• _PROBLEM DETAILS_
Extract every line from the records below that contains the word "Controller".

>> BEGIN PROVIDED INFORMATION

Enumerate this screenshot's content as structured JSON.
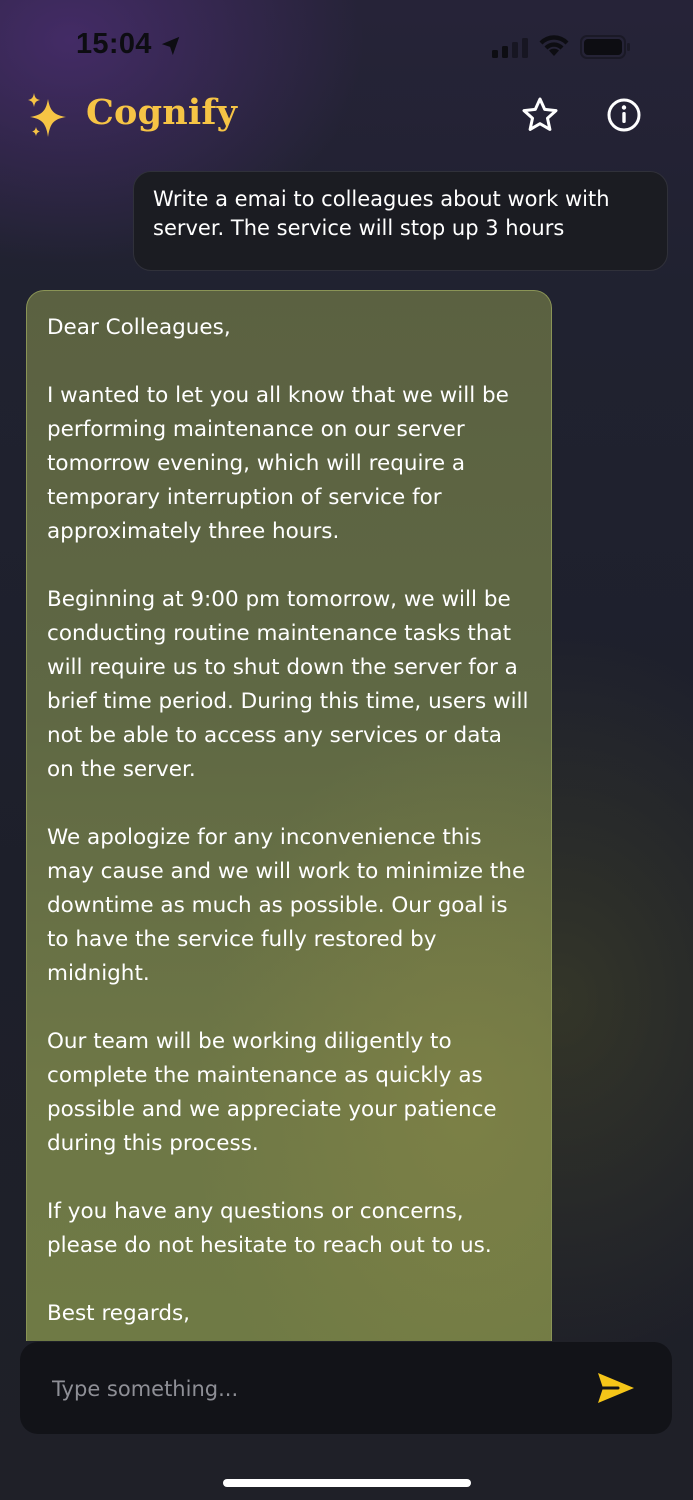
{
  "status_bar": {
    "time": "15:04",
    "icons": [
      "location-arrow-icon",
      "cellular-signal-icon",
      "wifi-icon",
      "battery-icon"
    ]
  },
  "header": {
    "title": "Cognify",
    "logo_icon": "sparkles-icon",
    "actions": [
      "star-icon",
      "info-icon"
    ]
  },
  "conversation": {
    "user_message": "Write a emai to colleagues about work with server. The service will stop up 3 hours",
    "assistant_message": {
      "paragraphs": [
        "Dear Colleagues,",
        "I wanted to let you all know that we will be performing maintenance on our server tomorrow evening, which will require a temporary interruption of service for approximately three hours.",
        "Beginning at 9:00 pm tomorrow, we will be conducting routine maintenance tasks that will require us to shut down the server for a brief time period. During this time, users will not be able to access any services or data on the server.",
        "We apologize for any inconvenience this may cause and we will work to minimize the downtime as much as possible. Our goal is to have the service fully restored by midnight.",
        "Our team will be working diligently to complete the maintenance as quickly as possible and we appreciate your patience during this process.",
        "If you have any questions or concerns, please do not hesitate to reach out to us.",
        "Best regards,"
      ]
    }
  },
  "composer": {
    "placeholder": "Type something...",
    "value": "",
    "send_icon": "send-arrow-icon"
  },
  "colors": {
    "brand": "#f6c445",
    "send": "#f5c518",
    "assistant_bubble": "#636b45",
    "user_bubble": "#1b1c22"
  }
}
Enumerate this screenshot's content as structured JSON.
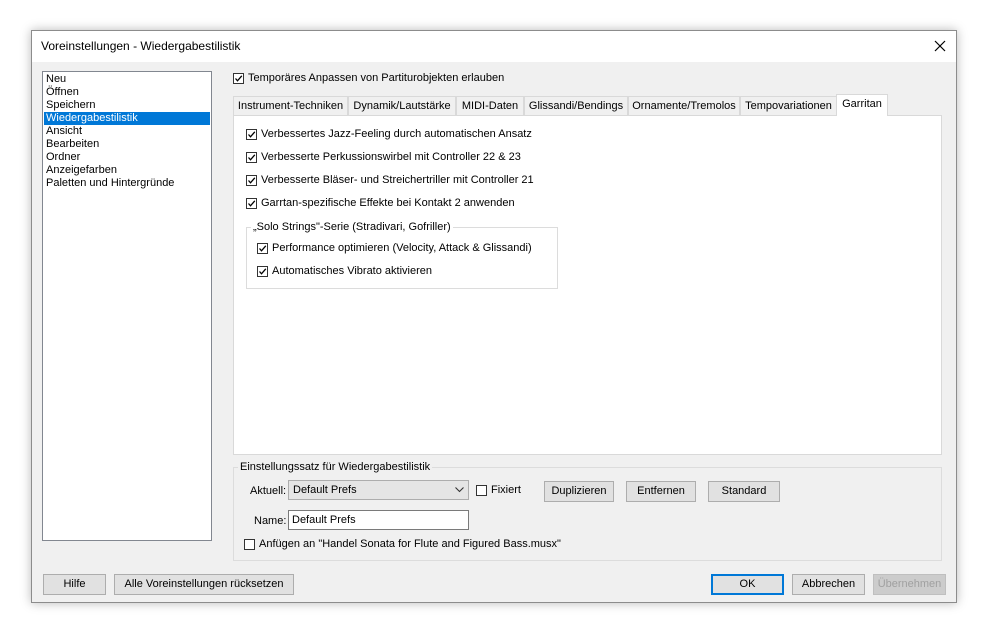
{
  "window": {
    "title": "Voreinstellungen - Wiedergabestilistik"
  },
  "sidebar": {
    "items": [
      {
        "label": "Neu",
        "selected": false
      },
      {
        "label": "Öffnen",
        "selected": false
      },
      {
        "label": "Speichern",
        "selected": false
      },
      {
        "label": "Wiedergabestilistik",
        "selected": true
      },
      {
        "label": "Ansicht",
        "selected": false
      },
      {
        "label": "Bearbeiten",
        "selected": false
      },
      {
        "label": "Ordner",
        "selected": false
      },
      {
        "label": "Anzeigefarben",
        "selected": false
      },
      {
        "label": "Paletten und Hintergründe",
        "selected": false
      }
    ]
  },
  "top_option": {
    "label": "Temporäres Anpassen von Partiturobjekten erlauben",
    "checked": true
  },
  "tabs": [
    {
      "label": "Instrument-Techniken",
      "active": false
    },
    {
      "label": "Dynamik/Lautstärke",
      "active": false
    },
    {
      "label": "MIDI-Daten",
      "active": false
    },
    {
      "label": "Glissandi/Bendings",
      "active": false
    },
    {
      "label": "Ornamente/Tremolos",
      "active": false
    },
    {
      "label": "Tempovariationen",
      "active": false
    },
    {
      "label": "Garritan",
      "active": true
    }
  ],
  "garritan": {
    "options": [
      {
        "label": "Verbessertes Jazz-Feeling durch automatischen Ansatz",
        "checked": true
      },
      {
        "label": "Verbesserte Perkussionswirbel mit Controller 22 & 23",
        "checked": true
      },
      {
        "label": "Verbesserte Bläser- und Streichertriller mit Controller 21",
        "checked": true
      },
      {
        "label": "Garrtan-spezifische Effekte bei Kontakt 2 anwenden",
        "checked": true
      }
    ],
    "solo_group": {
      "title": "„Solo Strings\"-Serie (Stradivari, Gofriller)",
      "options": [
        {
          "label": "Performance optimieren (Velocity, Attack & Glissandi)",
          "checked": true
        },
        {
          "label": "Automatisches Vibrato aktivieren",
          "checked": true
        }
      ]
    }
  },
  "settings_set": {
    "title": "Einstellungssatz für Wiedergabestilistik",
    "current_label": "Aktuell:",
    "current_value": "Default Prefs",
    "fixed_label": "Fixiert",
    "fixed_checked": false,
    "duplicate_label": "Duplizieren",
    "remove_label": "Entfernen",
    "standard_label": "Standard",
    "name_label": "Name:",
    "name_value": "Default Prefs",
    "append_label": "Anfügen an \"Handel Sonata for Flute and Figured Bass.musx\"",
    "append_checked": false
  },
  "footer": {
    "help_label": "Hilfe",
    "reset_label": "Alle Voreinstellungen rücksetzen",
    "ok_label": "OK",
    "cancel_label": "Abbrechen",
    "apply_label": "Übernehmen"
  },
  "colors": {
    "selection": "#0078d7",
    "dialog_bg": "#f0f0f0",
    "default_button_border": "#0078d7"
  }
}
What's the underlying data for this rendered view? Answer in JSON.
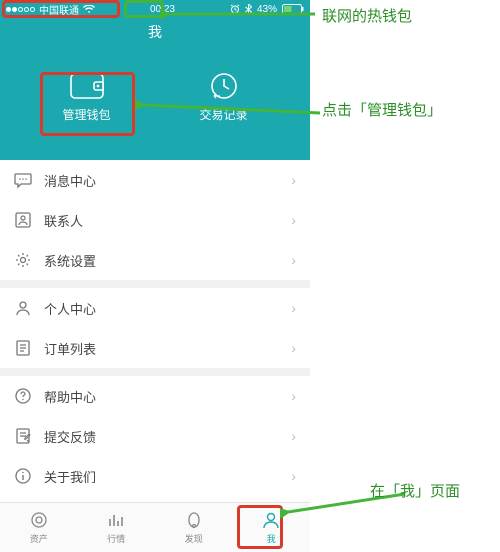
{
  "status": {
    "carrier": "中国联通",
    "time": "00:23",
    "battery_pct": "43%"
  },
  "header": {
    "title": "我",
    "actions": {
      "manage_wallet": "管理钱包",
      "tx_history": "交易记录"
    }
  },
  "menu": {
    "group1": [
      {
        "icon": "chat-icon",
        "label": "消息中心"
      },
      {
        "icon": "contact-icon",
        "label": "联系人"
      },
      {
        "icon": "gear-icon",
        "label": "系统设置"
      }
    ],
    "group2": [
      {
        "icon": "person-icon",
        "label": "个人中心"
      },
      {
        "icon": "list-icon",
        "label": "订单列表"
      }
    ],
    "group3": [
      {
        "icon": "help-icon",
        "label": "帮助中心"
      },
      {
        "icon": "feedback-icon",
        "label": "提交反馈"
      },
      {
        "icon": "info-icon",
        "label": "关于我们"
      }
    ]
  },
  "tabs": [
    {
      "icon": "assets-icon",
      "label": "资产"
    },
    {
      "icon": "market-icon",
      "label": "行情"
    },
    {
      "icon": "discover-icon",
      "label": "发现"
    },
    {
      "icon": "me-icon",
      "label": "我"
    }
  ],
  "annotations": {
    "hot_wallet": "联网的热钱包",
    "click_manage": "点击「管理钱包」",
    "on_me_page": "在「我」页面"
  }
}
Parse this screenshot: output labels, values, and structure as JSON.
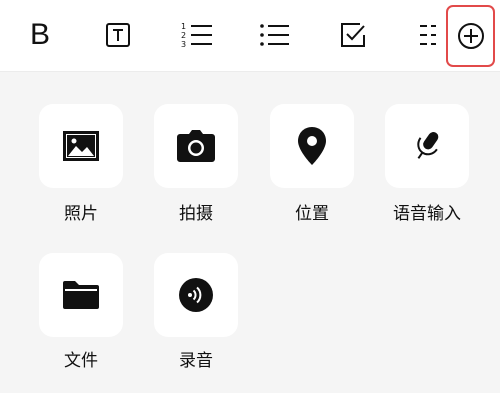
{
  "toolbar": {
    "bold_label": "B",
    "tools": [
      {
        "name": "bold",
        "icon": "bold-icon"
      },
      {
        "name": "text-style",
        "icon": "text-box-icon"
      },
      {
        "name": "numbered-list",
        "icon": "numbered-list-icon"
      },
      {
        "name": "bulleted-list",
        "icon": "bulleted-list-icon"
      },
      {
        "name": "checklist",
        "icon": "checkbox-icon"
      },
      {
        "name": "divider",
        "icon": "dashed-list-icon"
      },
      {
        "name": "add-attachment",
        "icon": "plus-circle-icon"
      }
    ],
    "highlight_color": "#e24a4a"
  },
  "attachments": {
    "items": [
      {
        "label": "照片",
        "icon": "image-icon"
      },
      {
        "label": "拍摄",
        "icon": "camera-icon"
      },
      {
        "label": "位置",
        "icon": "location-pin-icon"
      },
      {
        "label": "语音输入",
        "icon": "microphone-icon"
      },
      {
        "label": "文件",
        "icon": "folder-icon"
      },
      {
        "label": "录音",
        "icon": "audio-record-icon"
      }
    ]
  }
}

>> END PROVIDED INFORMATION

• _WRITTEN SOLUTION_
        "label": "Verbesserte Perkussionswirbel mit Controller 22 & 23",
        "label": "Verbesserte Bläser- und Streichertriller mit Controller 21",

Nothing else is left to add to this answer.